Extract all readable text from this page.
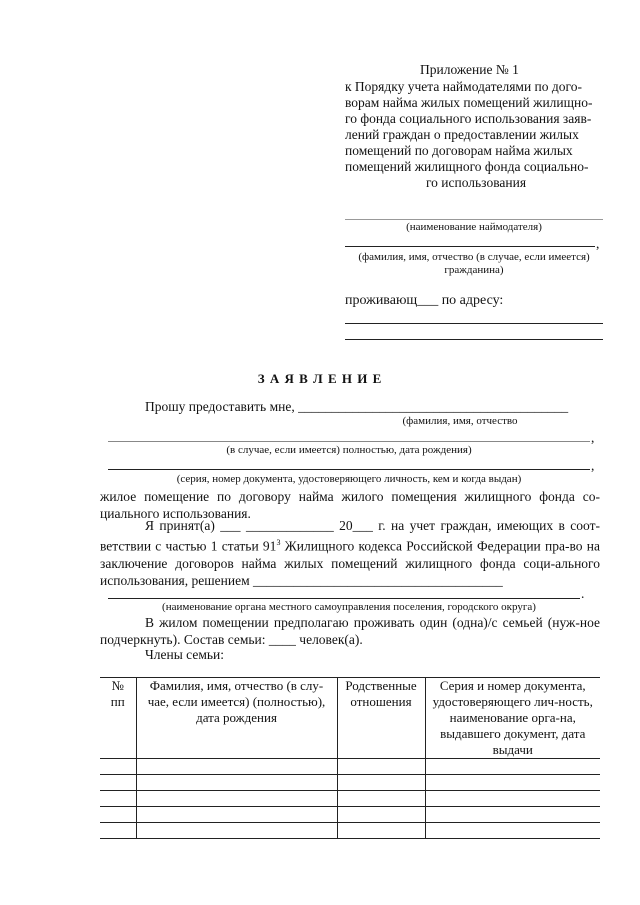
Приложение № 1
к Порядку учета наймодателями по дого-
ворам найма жилых помещений жилищно-
го фонда социального использования заяв-
лений граждан о предоставлении жилых
помещений по договорам найма жилых
помещений жилищного фонда социально-
го использования
(наименование наймодателя)
,
(фамилия, имя, отчество (в случае, если имеется)
гражданина)
проживающ___ по адресу:
З А Я В Л Е Н И Е
Прошу предоставить мне, ________________________________________
(фамилия, имя, отчество
,
(в случае, если имеется) полностью, дата рождения)
,
(серия, номер документа, удостоверяющего личность, кем и когда выдан)
жилое помещение по договору найма жилого помещения жилищного фонда со-циального использования.
Я принят(а) ___ _____________ 20___ г. на учет граждан, имеющих в соот-ветствии с частью 1 статьи $91^3$ Жилищного кодекса Российской Федерации пра-во на заключение договоров найма жилых помещений жилищного фонда соци-ального использования, решением _____________________________________
.
(наименование органа местного самоуправления поселения, городского округа)
В жилом помещении предполагаю проживать один (одна)/с семьей (нуж-ное подчеркнуть). Состав семьи: ____ человек(а).
Члены семьи:
№ пп	Фамилия, имя, отчество (в слу-чае, если имеется) (полностью), дата рождения	Родственные отношения	Серия и номер документа, удостоверяющего лич-ность, наименование орга-на, выдавшего документ, дата выдачи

+ + +

_Request_
Restate every record exactly, please; do not copy the pictures.

_Problem solution_
Extract all readable text from this page.
Приложение № 1
к Порядку учета наймодателями по дого-
ворам найма жилых помещений жилищно-
го фонда социального использования заяв-
лений граждан о предоставлении жилых
помещений по договорам найма жилых
помещений жилищного фонда социально-
го использования
(наименование наймодателя)
,
(фамилия, имя, отчество (в случае, если имеется)
гражданина)
проживающ___ по адресу:
З А Я В Л Е Н И Е
Прошу предоставить мне, ________________________________________
(фамилия, имя, отчество
,
(в случае, если имеется) полностью, дата рождения)
,
(серия, номер документа, удостоверяющего личность, кем и когда выдан)
жилое помещение по договору найма жилого помещения жилищного фонда со-циального использования.
Я принят(а) ___ _____________ 20___ г. на учет граждан, имеющих в соот-ветствии с частью 1 статьи $91^3$ Жилищного кодекса Российской Федерации пра-во на заключение договоров найма жилых помещений жилищного фонда соци-ального использования, решением _____________________________________
.
(наименование органа местного самоуправления поселения, городского округа)
В жилом помещении предполагаю проживать один (одна)/с семьей (нуж-ное подчеркнуть). Состав семьи: ____ человек(а).
Члены семьи:
№ пп	Фамилия, имя, отчество (в слу-чае, если имеется) (полностью), дата рождения	Родственные отношения	Серия и номер документа, удостоверяющего лич-ность, наименование орга-на, выдавшего документ, дата выдачи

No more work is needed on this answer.